> [TO DO]: Write the material out again in full, word for word. Do not include the pictures.

> [WORKING DATA]:

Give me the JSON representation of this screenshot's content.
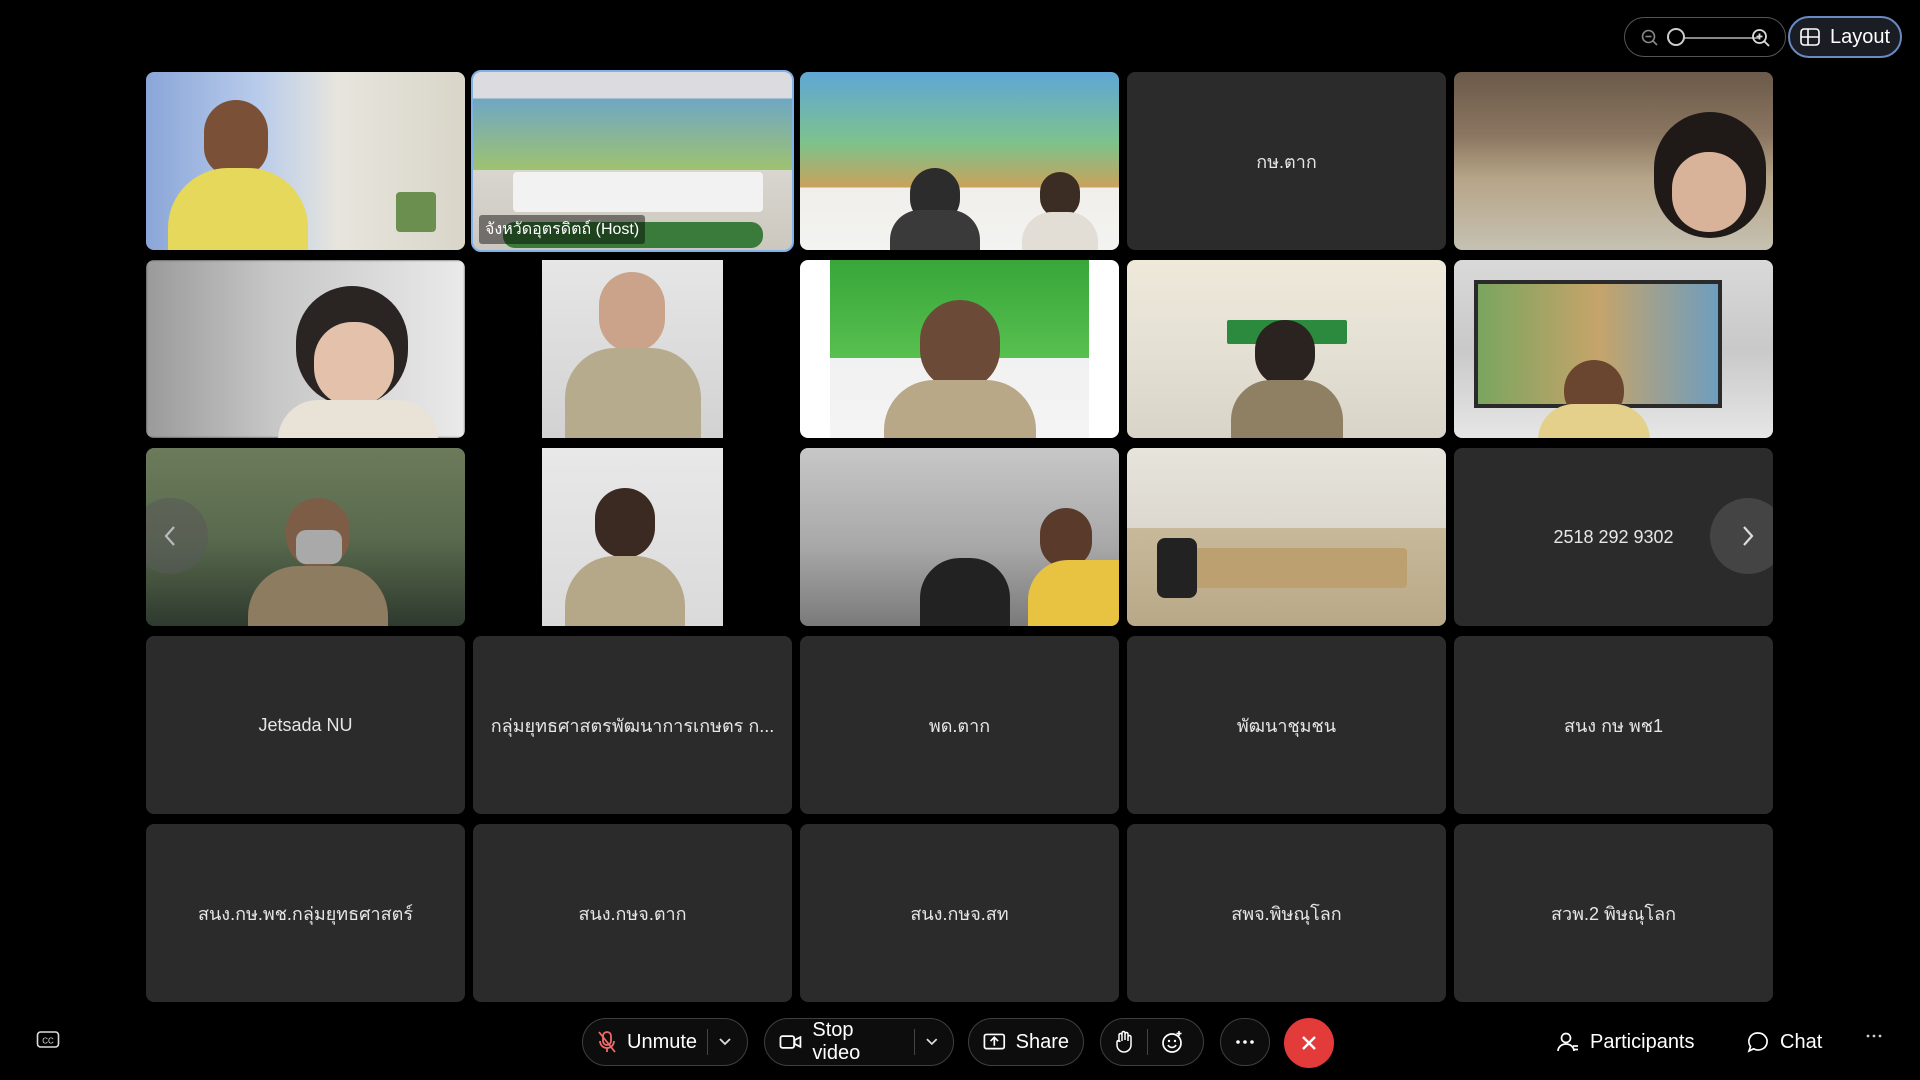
{
  "toolbar_top": {
    "layout_label": "Layout"
  },
  "participants": [
    {
      "name": ""
    },
    {
      "name": "จังหวัดอุตรดิตถ์ (Host)"
    },
    {
      "name": ""
    },
    {
      "name": "กษ.ตาก"
    },
    {
      "name": ""
    },
    {
      "name": ""
    },
    {
      "name": ""
    },
    {
      "name": ""
    },
    {
      "name": ""
    },
    {
      "name": ""
    },
    {
      "name": ""
    },
    {
      "name": ""
    },
    {
      "name": ""
    },
    {
      "name": ""
    },
    {
      "name": "2518 292 9302"
    },
    {
      "name": "Jetsada NU"
    },
    {
      "name": "กลุ่มยุทธศาสตรพัฒนาการเกษตร ก..."
    },
    {
      "name": "พด.ตาก"
    },
    {
      "name": "พัฒนาชุมชน"
    },
    {
      "name": "สนง กษ พช1"
    },
    {
      "name": "สนง.กษ.พช.กลุ่มยุทธศาสตร์"
    },
    {
      "name": "สนง.กษจ.ตาก"
    },
    {
      "name": "สนง.กษจ.สท"
    },
    {
      "name": "สพจ.พิษณุโลก"
    },
    {
      "name": "สวพ.2 พิษณุโลก"
    }
  ],
  "controls": {
    "unmute": "Unmute",
    "stop_video": "Stop video",
    "share": "Share",
    "participants": "Participants",
    "chat": "Chat"
  }
}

> [RESULT OF THE TASK]:
Give me the JSON representation of this screenshot's content.
{
  "toolbar_top": {
    "layout_label": "Layout"
  },
  "participants": [
    {
      "name": ""
    },
    {
      "name": "จังหวัดอุตรดิตถ์ (Host)"
    },
    {
      "name": ""
    },
    {
      "name": "กษ.ตาก"
    },
    {
      "name": ""
    },
    {
      "name": ""
    },
    {
      "name": ""
    },
    {
      "name": ""
    },
    {
      "name": ""
    },
    {
      "name": ""
    },
    {
      "name": ""
    },
    {
      "name": ""
    },
    {
      "name": ""
    },
    {
      "name": ""
    },
    {
      "name": "2518 292 9302"
    },
    {
      "name": "Jetsada NU"
    },
    {
      "name": "กลุ่มยุทธศาสตรพัฒนาการเกษตร ก..."
    },
    {
      "name": "พด.ตาก"
    },
    {
      "name": "พัฒนาชุมชน"
    },
    {
      "name": "สนง กษ พช1"
    },
    {
      "name": "สนง.กษ.พช.กลุ่มยุทธศาสตร์"
    },
    {
      "name": "สนง.กษจ.ตาก"
    },
    {
      "name": "สนง.กษจ.สท"
    },
    {
      "name": "สพจ.พิษณุโลก"
    },
    {
      "name": "สวพ.2 พิษณุโลก"
    }
  ],
  "controls": {
    "unmute": "Unmute",
    "stop_video": "Stop video",
    "share": "Share",
    "participants": "Participants",
    "chat": "Chat"
  }
}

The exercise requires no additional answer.